### DESCRIPTION OF THE TASK
Copy all lines holding the word "Probe" from the entries.

### THE INPUT

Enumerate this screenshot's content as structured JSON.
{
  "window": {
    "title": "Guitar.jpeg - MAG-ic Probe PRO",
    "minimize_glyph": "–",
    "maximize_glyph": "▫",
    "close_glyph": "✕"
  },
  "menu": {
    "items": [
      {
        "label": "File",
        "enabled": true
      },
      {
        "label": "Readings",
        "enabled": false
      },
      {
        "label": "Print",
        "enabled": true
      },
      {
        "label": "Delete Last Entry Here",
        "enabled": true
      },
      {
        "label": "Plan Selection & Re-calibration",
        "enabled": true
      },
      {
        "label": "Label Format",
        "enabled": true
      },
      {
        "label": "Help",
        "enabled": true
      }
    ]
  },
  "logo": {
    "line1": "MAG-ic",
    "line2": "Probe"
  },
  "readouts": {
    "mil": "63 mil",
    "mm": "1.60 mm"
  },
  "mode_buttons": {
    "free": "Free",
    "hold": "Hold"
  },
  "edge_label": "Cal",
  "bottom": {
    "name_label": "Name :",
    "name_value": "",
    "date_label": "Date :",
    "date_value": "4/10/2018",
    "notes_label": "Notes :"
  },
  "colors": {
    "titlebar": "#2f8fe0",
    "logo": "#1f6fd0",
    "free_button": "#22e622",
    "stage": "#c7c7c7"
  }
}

### EXPECTED ANSWER
    "title": "Guitar.jpeg - MAG-ic Probe PRO",
    "line2": "Probe"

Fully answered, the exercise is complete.